» **TASK TO COMPLETE**: Reply with one number only: the count of lines below that contain the word "Jenis".

··· EXERCISE INPUT ···

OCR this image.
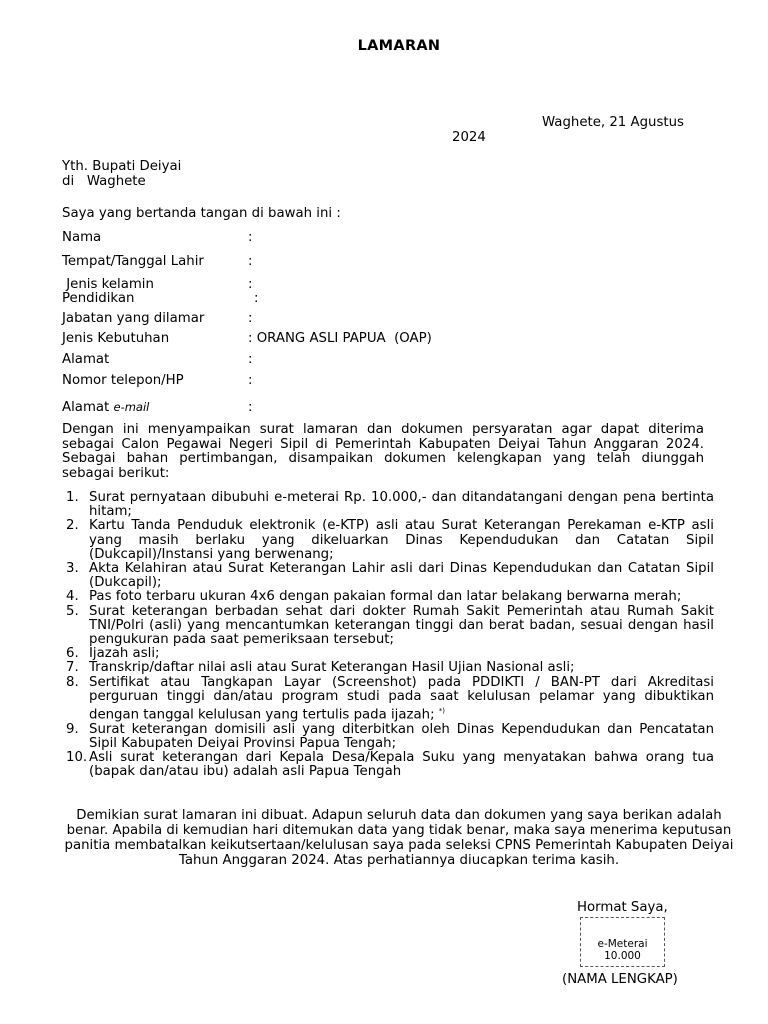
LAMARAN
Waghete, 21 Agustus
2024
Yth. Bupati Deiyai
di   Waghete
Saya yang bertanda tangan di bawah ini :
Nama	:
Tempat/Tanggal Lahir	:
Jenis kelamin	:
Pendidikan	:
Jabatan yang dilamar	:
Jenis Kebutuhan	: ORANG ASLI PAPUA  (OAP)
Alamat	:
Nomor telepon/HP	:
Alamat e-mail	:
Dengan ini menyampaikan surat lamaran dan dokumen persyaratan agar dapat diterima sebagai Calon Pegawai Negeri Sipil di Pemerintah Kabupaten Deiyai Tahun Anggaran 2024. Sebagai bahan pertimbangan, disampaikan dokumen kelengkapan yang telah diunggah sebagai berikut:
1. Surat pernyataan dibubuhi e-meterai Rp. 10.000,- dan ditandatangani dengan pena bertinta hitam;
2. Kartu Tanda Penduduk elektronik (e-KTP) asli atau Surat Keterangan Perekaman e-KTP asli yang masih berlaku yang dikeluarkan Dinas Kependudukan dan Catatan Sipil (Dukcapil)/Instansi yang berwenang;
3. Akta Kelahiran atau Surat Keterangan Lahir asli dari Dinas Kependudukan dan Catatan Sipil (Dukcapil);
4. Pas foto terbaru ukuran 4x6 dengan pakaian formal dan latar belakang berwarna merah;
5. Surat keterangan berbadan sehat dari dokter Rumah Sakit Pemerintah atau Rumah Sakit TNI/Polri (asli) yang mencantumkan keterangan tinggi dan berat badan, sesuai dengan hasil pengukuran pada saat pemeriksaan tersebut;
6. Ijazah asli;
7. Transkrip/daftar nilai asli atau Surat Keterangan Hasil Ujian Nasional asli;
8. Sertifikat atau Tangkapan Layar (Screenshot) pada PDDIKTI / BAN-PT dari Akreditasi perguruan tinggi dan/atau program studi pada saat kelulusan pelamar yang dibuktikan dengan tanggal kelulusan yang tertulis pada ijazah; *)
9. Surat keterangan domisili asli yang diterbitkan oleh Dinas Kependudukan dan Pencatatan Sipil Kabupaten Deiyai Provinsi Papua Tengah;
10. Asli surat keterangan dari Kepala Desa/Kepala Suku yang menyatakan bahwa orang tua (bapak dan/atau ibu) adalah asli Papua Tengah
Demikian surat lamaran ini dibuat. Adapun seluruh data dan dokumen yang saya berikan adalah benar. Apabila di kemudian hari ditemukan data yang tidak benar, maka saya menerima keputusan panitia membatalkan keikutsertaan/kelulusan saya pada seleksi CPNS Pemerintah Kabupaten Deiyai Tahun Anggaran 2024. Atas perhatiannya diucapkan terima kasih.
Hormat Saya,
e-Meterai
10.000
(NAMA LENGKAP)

···

» **THE REPLY**: 2